** BEGIN Information given **
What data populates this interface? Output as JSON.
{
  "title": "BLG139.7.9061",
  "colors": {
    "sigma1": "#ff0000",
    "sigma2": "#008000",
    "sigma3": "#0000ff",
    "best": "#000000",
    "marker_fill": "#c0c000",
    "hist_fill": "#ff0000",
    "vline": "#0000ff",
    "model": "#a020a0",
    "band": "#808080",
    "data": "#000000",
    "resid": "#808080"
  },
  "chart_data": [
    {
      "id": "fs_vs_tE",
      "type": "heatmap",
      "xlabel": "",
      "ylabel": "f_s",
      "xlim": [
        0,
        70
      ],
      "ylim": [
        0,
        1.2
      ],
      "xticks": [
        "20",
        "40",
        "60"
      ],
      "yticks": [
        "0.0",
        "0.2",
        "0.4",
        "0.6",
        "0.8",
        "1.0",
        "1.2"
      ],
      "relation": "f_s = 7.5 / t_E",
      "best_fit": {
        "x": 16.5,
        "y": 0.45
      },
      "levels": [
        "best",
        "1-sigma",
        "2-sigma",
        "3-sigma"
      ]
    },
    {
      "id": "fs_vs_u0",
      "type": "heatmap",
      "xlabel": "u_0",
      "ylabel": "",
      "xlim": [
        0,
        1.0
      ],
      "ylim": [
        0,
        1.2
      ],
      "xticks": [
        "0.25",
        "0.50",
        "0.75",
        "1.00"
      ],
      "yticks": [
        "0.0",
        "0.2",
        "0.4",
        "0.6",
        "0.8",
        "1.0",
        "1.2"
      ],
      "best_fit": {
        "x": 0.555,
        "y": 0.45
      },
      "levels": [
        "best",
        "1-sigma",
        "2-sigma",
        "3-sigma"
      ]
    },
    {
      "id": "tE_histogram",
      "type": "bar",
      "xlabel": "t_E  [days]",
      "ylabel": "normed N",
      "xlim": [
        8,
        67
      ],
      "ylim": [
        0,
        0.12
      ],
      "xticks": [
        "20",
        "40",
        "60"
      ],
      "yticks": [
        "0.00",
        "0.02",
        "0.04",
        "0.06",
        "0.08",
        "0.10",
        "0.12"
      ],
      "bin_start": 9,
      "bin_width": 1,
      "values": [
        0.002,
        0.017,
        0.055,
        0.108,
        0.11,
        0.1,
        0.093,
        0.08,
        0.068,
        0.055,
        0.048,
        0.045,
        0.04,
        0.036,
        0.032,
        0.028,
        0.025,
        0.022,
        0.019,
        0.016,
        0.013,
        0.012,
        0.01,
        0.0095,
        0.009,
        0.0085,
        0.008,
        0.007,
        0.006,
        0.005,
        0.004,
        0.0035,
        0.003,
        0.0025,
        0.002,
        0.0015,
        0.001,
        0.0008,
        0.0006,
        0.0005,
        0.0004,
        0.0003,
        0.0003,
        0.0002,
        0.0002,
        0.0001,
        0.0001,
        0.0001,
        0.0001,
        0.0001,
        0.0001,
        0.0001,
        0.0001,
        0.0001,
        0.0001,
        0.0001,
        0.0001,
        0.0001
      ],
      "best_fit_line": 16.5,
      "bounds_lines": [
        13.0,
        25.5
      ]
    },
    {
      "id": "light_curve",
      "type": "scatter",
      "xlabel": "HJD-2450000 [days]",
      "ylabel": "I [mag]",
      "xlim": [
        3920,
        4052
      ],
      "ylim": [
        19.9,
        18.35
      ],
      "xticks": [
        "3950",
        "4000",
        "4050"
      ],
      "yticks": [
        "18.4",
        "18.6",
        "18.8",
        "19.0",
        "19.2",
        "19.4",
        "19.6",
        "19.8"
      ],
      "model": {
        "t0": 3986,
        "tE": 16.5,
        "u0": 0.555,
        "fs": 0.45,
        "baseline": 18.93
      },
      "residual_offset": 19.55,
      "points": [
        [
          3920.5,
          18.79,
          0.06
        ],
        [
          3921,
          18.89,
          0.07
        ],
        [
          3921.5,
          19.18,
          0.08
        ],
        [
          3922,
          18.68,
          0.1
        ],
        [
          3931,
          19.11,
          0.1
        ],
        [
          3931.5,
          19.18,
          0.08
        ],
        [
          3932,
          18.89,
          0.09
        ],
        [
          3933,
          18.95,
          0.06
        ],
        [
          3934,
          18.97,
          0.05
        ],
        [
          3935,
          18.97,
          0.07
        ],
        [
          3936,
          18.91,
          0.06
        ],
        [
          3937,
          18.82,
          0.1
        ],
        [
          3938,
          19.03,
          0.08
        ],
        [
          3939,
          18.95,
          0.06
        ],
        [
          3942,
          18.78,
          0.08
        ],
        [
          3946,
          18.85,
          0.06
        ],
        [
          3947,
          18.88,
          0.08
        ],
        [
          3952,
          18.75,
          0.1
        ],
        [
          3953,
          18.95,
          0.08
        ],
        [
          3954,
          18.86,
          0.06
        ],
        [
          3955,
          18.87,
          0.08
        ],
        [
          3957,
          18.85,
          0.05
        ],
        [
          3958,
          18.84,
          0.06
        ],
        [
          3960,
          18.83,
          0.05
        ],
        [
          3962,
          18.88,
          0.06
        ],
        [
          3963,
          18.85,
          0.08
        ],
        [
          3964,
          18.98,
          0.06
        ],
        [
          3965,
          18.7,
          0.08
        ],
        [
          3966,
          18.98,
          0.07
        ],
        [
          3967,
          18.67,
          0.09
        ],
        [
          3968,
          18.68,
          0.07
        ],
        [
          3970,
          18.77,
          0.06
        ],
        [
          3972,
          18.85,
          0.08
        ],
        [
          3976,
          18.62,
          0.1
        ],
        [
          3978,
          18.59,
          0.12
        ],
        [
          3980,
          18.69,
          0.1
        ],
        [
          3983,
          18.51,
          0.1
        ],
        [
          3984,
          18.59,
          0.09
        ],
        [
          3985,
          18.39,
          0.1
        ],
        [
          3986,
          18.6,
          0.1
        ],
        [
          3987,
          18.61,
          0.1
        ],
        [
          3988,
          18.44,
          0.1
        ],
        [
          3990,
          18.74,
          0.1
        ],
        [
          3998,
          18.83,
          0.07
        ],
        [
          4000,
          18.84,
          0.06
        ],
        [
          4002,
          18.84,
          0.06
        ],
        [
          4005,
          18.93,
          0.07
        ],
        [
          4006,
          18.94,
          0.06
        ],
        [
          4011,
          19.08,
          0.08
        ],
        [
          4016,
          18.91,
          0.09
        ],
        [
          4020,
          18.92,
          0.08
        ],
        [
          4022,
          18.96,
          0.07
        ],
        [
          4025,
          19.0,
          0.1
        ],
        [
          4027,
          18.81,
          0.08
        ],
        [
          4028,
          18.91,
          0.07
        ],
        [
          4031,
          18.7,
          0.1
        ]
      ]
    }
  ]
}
** END Information given **
### Task directions
Gather from the entries above all lines that include the string "ylabel".

### Output for this exercise
      "ylabel": "f_s",
      "ylabel": "",
      "ylabel": "normed N",
      "ylabel": "I [mag]",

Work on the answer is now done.